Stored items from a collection
★ ★ ★

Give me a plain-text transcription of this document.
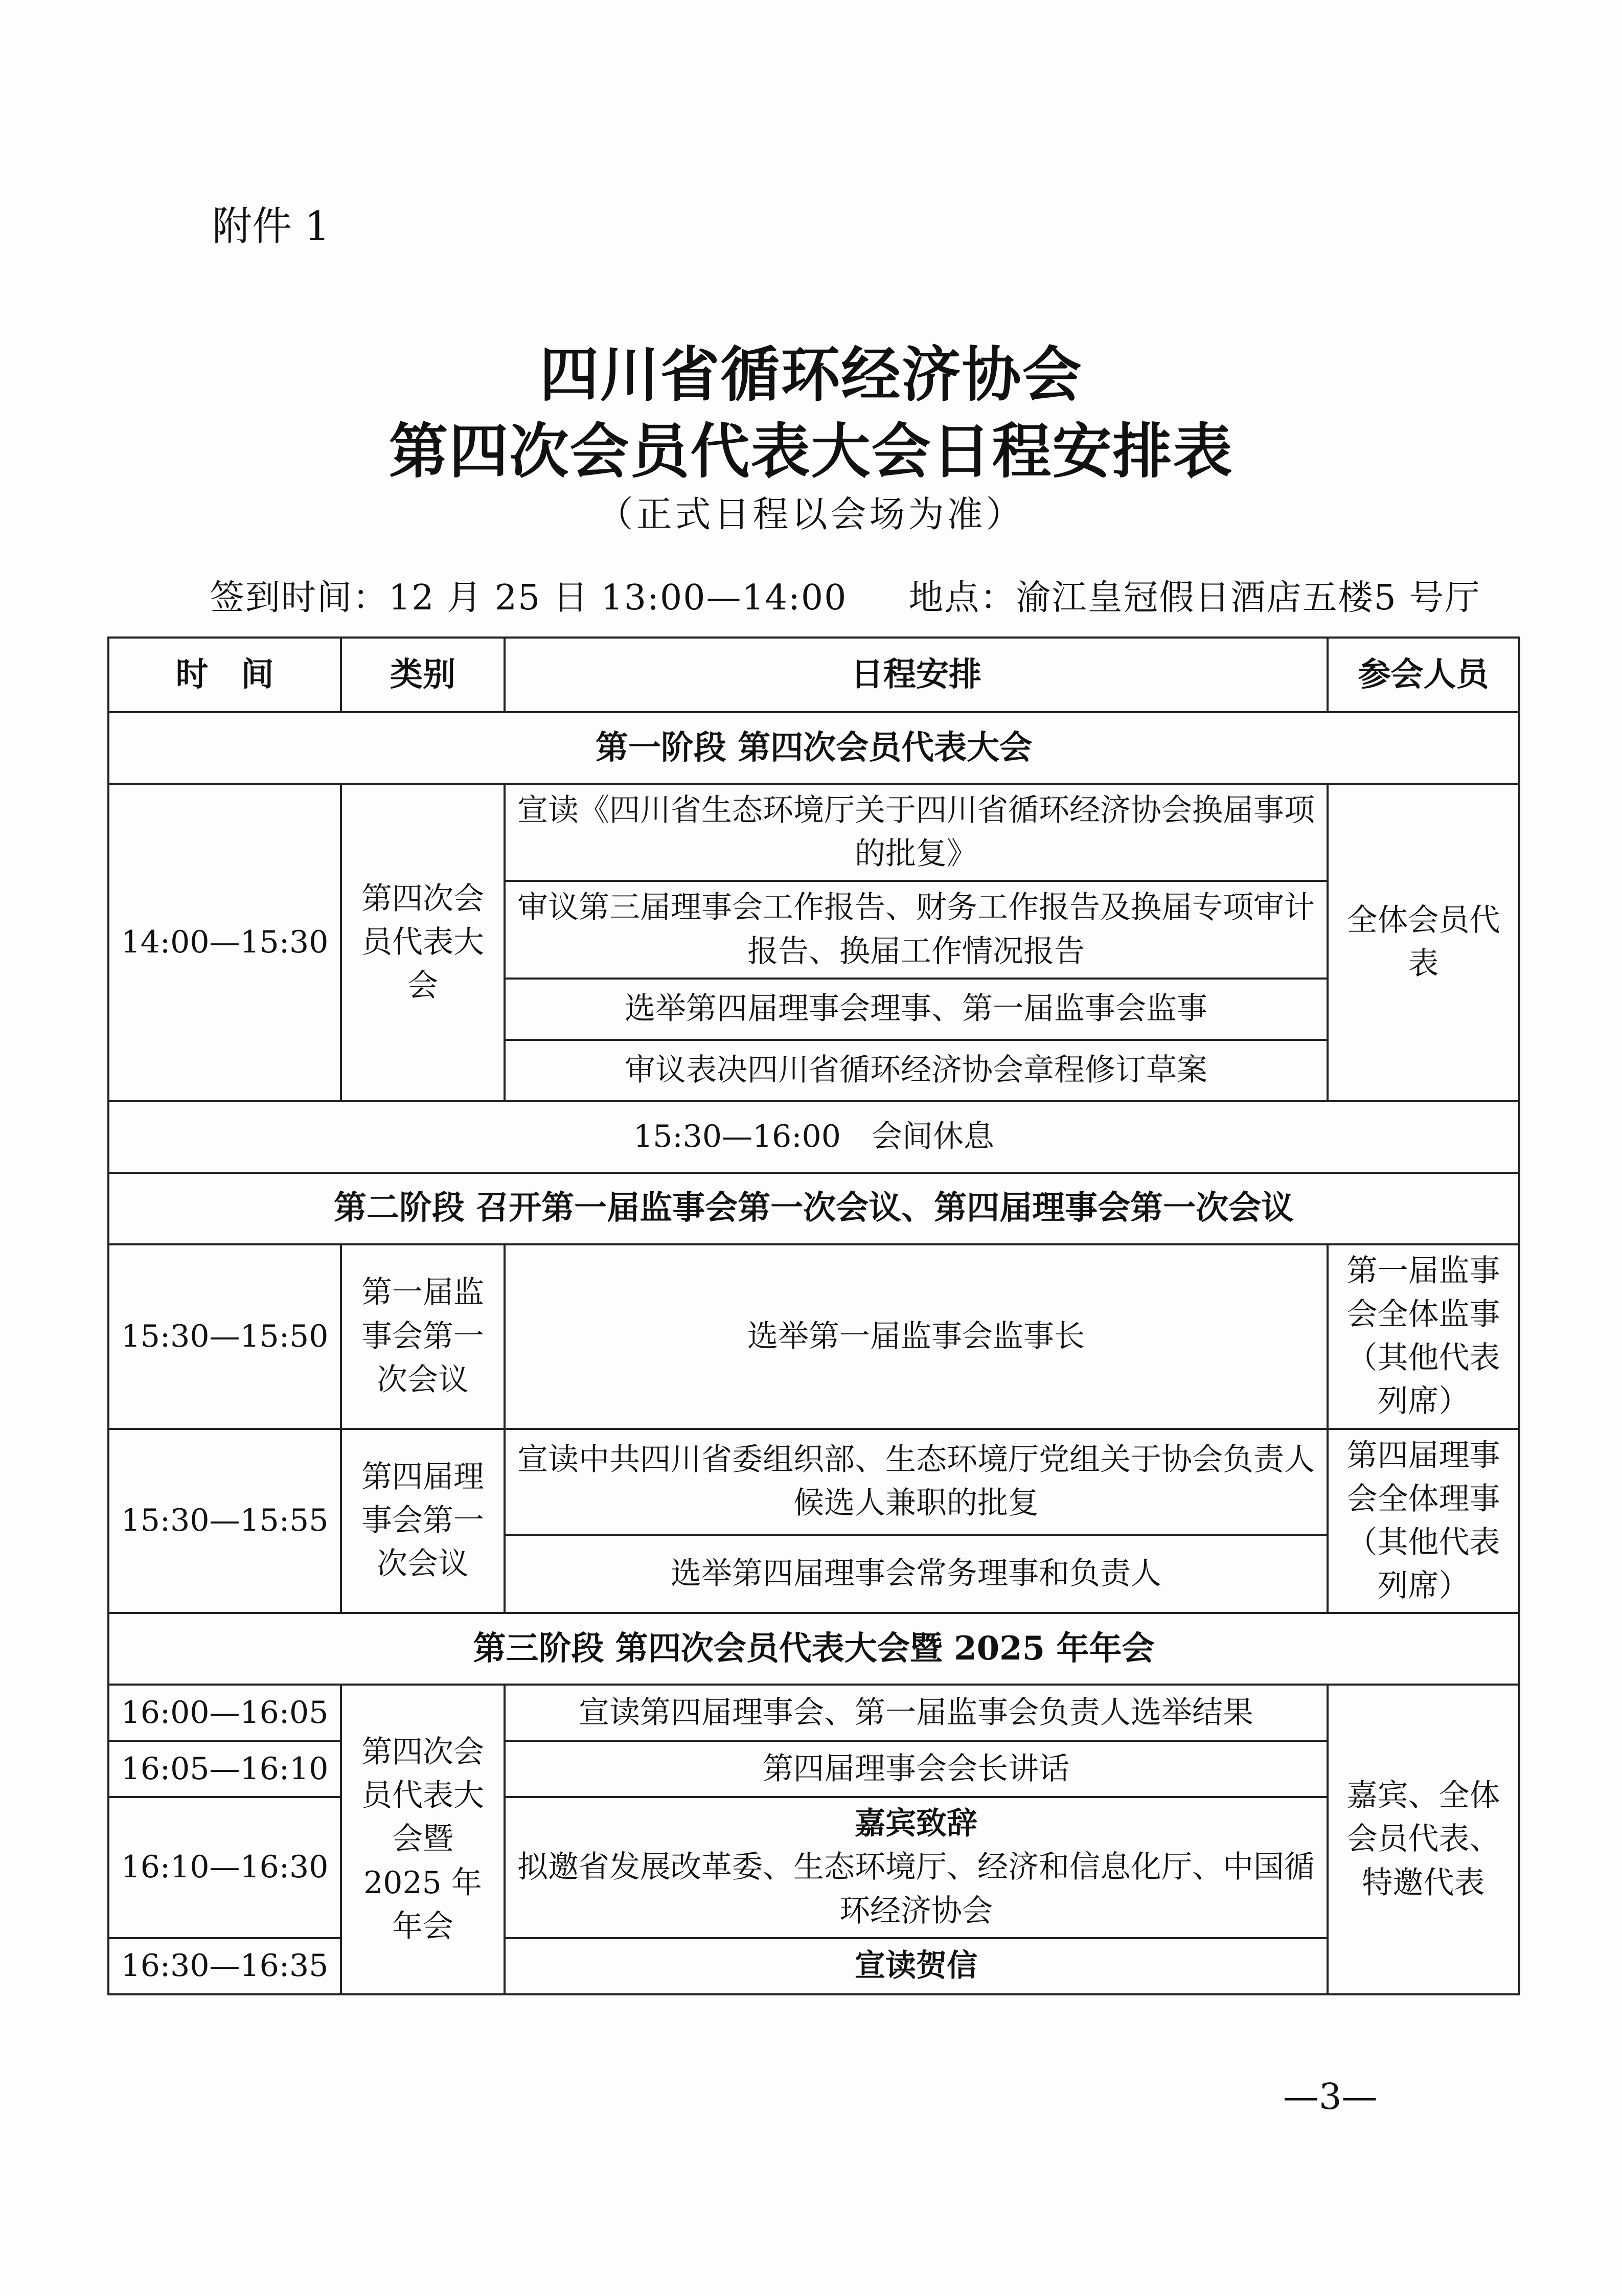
附件 1
四川省循环经济协会
第四次会员代表大会日程安排表
（正式日程以会场为准）
签到时间：12 月 25 日 13:00—14:00 地点：渝江皇冠假日酒店五楼5 号厅
时　间	类别	日程安排	参会人员
第一阶段 第四次会员代表大会			
14:00—15:30	第四次会员代表大会	宣读《四川省生态环境厅关于四川省循环经济协会换届事项的批复》	全体会员代表
		审议第三届理事会工作报告、财务工作报告及换届专项审计报告、换届工作情况报告	
		选举第四届理事会理事、第一届监事会监事	
		审议表决四川省循环经济协会章程修订草案	
15:30—16:00　会间休息			
第二阶段 召开第一届监事会第一次会议、第四届理事会第一次会议			
15:30—15:50	第一届监事会第一次会议	选举第一届监事会监事长	第一届监事会全体监事（其他代表列席）
15:30—15:55	第四届理事会第一次会议	宣读中共四川省委组织部、生态环境厅党组关于协会负责人候选人兼职的批复	第四届理事会全体理事（其他代表列席）
		选举第四届理事会常务理事和负责人	
第三阶段 第四次会员代表大会暨 2025 年年会			
16:00—16:05	第四次会员代表大会暨 2025 年年会	宣读第四届理事会、第一届监事会负责人选举结果	嘉宾、全体会员代表、特邀代表
16:05—16:10		第四届理事会会长讲话	
16:10—16:30		嘉宾致辞
拟邀省发展改革委、生态环境厅、经济和信息化厅、中国循环经济协会	

16:30—16:35		宣读贺信	
—3—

★ ★ ★

> What you are asked to do
Select every line where the word "第四届理事会第一次会议" occurs.

> Exercise response
第二阶段 召开第一届监事会第一次会议、第四届理事会第一次会议			
15:30—15:55	第四届理事会第一次会议	宣读中共四川省委组织部、生态环境厅党组关于协会负责人候选人兼职的批复	第四届理事会全体理事（其他代表列席）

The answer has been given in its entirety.